◆ Short exercise 1 ◆
Using the passage on the Jets' season, say whether each statement agrees with it, answering yes or no and quoting the words that decide it: (a) The Jets lost 28–24 to the London Blitz on 19 August. (b) The Jets finished first in the inaugural BAFL Premier division. (c) The Jets beat the Bristol Aztecs 13–7.
◆ Short exercise 2 ◆
In the rows, swap "revised-paragraph" for "amended-paragraph" and keep everything else the same. Start at the first row and stop after the row that contains "revised-paragraph: 第二百零三条 本章程由公司董事会负责解释。".
[START OF Provided passage]
The season would, however, end in disappointment. On 19 August, the Jets suffered their first domestic defeat in three years at the hands of the London Blitz, losing 28–24. This meant that the Jets finished second in the inaugural BAFL Premier division. The Jets again headed to Sheffield, having overcome the Bristol Aztecs in a hard-fought 13–7 battle. They were up against the Blitz, who had beaten previous perennial champions London Olympians twice in as many weeks, and lost 14–6.
[END OF Provided passage]
[START OF Entries supplied]
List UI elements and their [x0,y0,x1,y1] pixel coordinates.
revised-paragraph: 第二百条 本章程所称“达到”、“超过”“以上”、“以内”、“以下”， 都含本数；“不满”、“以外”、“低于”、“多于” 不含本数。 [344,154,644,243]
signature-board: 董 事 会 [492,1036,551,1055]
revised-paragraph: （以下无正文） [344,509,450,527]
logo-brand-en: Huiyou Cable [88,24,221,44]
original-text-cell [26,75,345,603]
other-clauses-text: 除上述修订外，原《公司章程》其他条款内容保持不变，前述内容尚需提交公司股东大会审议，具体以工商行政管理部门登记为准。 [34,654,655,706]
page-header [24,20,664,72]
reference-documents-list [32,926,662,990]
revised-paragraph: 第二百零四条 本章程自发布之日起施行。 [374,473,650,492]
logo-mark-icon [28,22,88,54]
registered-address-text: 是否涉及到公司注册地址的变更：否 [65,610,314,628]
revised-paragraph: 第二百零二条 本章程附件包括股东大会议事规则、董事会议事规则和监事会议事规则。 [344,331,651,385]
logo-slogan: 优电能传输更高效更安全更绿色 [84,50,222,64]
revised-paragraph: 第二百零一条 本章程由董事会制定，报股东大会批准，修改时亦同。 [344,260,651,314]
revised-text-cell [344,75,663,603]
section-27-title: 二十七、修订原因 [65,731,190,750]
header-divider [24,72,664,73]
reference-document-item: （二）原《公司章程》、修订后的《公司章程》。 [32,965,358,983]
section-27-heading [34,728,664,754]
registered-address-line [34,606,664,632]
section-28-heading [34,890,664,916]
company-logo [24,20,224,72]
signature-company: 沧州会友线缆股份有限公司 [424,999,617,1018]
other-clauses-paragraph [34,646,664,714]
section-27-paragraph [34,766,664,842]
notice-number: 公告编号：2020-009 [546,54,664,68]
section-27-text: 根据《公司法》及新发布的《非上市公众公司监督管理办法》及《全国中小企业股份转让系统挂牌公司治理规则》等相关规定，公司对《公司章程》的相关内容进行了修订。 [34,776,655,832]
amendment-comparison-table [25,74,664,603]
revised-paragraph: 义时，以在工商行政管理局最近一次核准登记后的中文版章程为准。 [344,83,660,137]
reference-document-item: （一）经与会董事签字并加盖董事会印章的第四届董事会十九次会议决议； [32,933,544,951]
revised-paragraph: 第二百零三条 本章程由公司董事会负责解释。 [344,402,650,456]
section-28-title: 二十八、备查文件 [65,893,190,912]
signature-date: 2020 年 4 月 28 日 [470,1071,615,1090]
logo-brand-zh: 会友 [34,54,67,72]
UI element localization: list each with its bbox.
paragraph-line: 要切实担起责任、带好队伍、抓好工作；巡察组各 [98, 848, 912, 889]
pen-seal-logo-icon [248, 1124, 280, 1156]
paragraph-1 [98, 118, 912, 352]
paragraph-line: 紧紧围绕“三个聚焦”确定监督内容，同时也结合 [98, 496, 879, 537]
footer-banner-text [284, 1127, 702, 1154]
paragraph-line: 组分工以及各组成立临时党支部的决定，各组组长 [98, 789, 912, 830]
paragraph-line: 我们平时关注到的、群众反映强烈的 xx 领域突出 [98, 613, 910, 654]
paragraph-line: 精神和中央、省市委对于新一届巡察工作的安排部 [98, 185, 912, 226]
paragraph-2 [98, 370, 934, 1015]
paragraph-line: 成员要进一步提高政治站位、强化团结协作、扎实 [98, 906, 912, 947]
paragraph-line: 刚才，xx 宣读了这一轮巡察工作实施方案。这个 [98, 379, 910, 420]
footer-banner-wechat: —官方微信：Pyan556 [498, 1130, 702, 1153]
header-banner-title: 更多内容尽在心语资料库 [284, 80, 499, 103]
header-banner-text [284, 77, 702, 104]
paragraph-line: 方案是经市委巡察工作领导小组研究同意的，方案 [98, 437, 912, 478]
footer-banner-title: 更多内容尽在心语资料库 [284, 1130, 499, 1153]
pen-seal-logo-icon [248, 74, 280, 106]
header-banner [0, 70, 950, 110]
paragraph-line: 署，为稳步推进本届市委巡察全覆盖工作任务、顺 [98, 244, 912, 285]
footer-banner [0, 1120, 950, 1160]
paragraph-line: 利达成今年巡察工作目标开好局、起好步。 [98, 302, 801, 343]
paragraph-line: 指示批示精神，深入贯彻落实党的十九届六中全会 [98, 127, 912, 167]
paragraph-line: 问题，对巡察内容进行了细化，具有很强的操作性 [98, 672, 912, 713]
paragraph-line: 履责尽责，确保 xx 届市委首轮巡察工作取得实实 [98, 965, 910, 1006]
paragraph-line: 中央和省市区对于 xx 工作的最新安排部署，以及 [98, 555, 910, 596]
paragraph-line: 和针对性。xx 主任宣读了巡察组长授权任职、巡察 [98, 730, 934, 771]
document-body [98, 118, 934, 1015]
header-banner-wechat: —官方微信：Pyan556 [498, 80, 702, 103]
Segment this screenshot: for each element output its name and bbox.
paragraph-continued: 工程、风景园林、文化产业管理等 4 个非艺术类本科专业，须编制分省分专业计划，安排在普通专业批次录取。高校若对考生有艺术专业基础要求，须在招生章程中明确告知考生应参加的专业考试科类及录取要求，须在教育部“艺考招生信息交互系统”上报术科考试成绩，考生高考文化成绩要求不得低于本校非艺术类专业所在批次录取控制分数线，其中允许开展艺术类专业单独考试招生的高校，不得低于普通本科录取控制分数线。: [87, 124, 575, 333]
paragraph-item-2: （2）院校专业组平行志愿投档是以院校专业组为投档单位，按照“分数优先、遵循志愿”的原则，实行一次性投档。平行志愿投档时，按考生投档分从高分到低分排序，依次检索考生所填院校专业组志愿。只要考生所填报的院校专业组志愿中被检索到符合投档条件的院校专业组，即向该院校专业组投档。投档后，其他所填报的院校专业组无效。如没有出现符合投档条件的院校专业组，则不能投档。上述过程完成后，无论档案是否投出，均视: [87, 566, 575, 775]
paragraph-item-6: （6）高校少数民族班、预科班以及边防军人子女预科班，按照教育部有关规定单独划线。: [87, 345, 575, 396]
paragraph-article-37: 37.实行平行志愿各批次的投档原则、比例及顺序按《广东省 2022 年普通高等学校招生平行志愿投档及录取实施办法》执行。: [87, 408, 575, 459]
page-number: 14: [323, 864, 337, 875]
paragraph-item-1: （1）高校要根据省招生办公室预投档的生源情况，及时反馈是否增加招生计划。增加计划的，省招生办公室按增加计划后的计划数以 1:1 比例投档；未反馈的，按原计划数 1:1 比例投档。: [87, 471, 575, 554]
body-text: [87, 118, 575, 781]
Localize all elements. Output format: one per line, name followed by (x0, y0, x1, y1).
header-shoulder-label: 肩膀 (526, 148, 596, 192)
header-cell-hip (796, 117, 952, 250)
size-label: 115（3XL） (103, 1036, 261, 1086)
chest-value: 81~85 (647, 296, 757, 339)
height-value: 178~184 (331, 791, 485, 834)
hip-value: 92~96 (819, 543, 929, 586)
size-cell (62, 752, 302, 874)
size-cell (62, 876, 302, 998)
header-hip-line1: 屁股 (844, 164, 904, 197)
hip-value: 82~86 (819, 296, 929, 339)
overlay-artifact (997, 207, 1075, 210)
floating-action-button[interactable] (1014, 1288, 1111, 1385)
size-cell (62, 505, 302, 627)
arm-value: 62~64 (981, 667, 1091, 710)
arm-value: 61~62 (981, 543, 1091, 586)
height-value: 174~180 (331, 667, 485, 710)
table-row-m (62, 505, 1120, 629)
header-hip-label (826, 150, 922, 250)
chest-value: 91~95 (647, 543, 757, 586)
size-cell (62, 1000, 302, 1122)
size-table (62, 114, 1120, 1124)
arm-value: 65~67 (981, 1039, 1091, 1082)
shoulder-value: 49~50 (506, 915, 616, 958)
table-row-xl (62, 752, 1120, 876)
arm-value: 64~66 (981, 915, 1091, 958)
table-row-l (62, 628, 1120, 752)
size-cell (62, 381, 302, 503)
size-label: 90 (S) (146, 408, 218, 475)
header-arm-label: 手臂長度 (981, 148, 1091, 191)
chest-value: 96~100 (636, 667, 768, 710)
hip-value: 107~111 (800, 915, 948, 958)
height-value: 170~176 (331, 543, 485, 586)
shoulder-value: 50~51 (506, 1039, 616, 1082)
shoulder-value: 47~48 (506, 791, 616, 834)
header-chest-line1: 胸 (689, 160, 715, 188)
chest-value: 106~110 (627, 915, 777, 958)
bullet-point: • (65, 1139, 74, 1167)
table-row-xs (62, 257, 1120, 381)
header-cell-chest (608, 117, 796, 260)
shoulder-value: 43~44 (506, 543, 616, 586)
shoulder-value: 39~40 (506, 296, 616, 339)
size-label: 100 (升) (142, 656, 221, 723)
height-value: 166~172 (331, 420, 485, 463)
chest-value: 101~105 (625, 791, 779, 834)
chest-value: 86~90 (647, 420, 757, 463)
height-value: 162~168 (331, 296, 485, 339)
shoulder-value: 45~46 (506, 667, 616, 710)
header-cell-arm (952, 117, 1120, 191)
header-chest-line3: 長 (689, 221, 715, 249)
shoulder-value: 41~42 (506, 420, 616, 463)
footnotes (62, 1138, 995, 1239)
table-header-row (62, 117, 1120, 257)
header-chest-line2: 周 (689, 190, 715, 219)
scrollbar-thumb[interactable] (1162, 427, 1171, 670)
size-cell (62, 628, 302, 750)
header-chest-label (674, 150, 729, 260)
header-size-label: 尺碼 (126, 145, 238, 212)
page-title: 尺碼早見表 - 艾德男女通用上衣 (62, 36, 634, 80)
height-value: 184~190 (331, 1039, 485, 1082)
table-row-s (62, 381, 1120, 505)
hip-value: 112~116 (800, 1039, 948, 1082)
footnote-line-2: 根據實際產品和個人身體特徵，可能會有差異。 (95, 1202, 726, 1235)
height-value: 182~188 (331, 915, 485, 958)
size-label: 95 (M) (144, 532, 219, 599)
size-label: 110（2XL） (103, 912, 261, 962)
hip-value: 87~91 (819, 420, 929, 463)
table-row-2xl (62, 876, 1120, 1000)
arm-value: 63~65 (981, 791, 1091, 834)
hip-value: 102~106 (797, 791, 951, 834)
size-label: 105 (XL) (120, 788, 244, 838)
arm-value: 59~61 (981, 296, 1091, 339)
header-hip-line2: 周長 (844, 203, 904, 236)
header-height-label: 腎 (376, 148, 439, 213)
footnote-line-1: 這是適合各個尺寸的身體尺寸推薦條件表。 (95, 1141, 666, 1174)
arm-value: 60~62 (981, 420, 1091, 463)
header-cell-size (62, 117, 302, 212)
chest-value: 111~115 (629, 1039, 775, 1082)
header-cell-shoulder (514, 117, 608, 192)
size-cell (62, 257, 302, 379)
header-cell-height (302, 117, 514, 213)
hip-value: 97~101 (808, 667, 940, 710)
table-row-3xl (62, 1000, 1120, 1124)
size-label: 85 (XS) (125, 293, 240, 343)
[END OF Entries supplied]
◆ Correct output 1 ◆
(a) Yes: "On 19 August, the Jets suffered their first domestic defeat in three years at the hands of the London Blitz, losing 28–24."
(b) No: "the Jets finished second in the inaugural BAFL Premier division."
(c) Yes: "having overcome the Bristol Aztecs in a hard-fought 13–7 battle."

◆ Correct output 2 ◆
List UI elements and their [x0,y0,x1,y1] pixel coordinates.
amended-paragraph: 第二百条 本章程所称“达到”、“超过”“以上”、“以内”、“以下”， 都含本数；“不满”、“以外”、“低于”、“多于” 不含本数。 [344,154,644,243]
signature-board: 董 事 会 [492,1036,551,1055]
amended-paragraph: （以下无正文） [344,509,450,527]
logo-brand-en: Huiyou Cable [88,24,221,44]
original-text-cell [26,75,345,603]
other-clauses-text: 除上述修订外，原《公司章程》其他条款内容保持不变，前述内容尚需提交公司股东大会审议，具体以工商行政管理部门登记为准。 [34,654,655,706]
page-header [24,20,664,72]
reference-documents-list [32,926,662,990]
amended-paragraph: 第二百零四条 本章程自发布之日起施行。 [374,473,650,492]
logo-mark-icon [28,22,88,54]
registered-address-text: 是否涉及到公司注册地址的变更：否 [65,610,314,628]
amended-paragraph: 第二百零二条 本章程附件包括股东大会议事规则、董事会议事规则和监事会议事规则。 [344,331,651,385]
logo-slogan: 优电能传输更高效更安全更绿色 [84,50,222,64]
amended-paragraph: 第二百零一条 本章程由董事会制定，报股东大会批准，修改时亦同。 [344,260,651,314]
revised-text-cell [344,75,663,603]
section-27-title: 二十七、修订原因 [65,731,190,750]
header-divider [24,72,664,73]
reference-document-item: （二）原《公司章程》、修订后的《公司章程》。 [32,965,358,983]
section-27-heading [34,728,664,754]
registered-address-line [34,606,664,632]
section-28-heading [34,890,664,916]
company-logo [24,20,224,72]
signature-company: 沧州会友线缆股份有限公司 [424,999,617,1018]
other-clauses-paragraph [34,646,664,714]
section-27-paragraph [34,766,664,842]
notice-number: 公告编号：2020-009 [546,54,664,68]
section-27-text: 根据《公司法》及新发布的《非上市公众公司监督管理办法》及《全国中小企业股份转让系统挂牌公司治理规则》等相关规定，公司对《公司章程》的相关内容进行了修订。 [34,776,655,832]
amendment-comparison-table [25,74,664,603]
amended-paragraph: 义时，以在工商行政管理局最近一次核准登记后的中文版章程为准。 [344,83,660,137]
reference-document-item: （一）经与会董事签字并加盖董事会印章的第四届董事会十九次会议决议； [32,933,544,951]
amended-paragraph: 第二百零三条 本章程由公司董事会负责解释。 [344,402,650,456]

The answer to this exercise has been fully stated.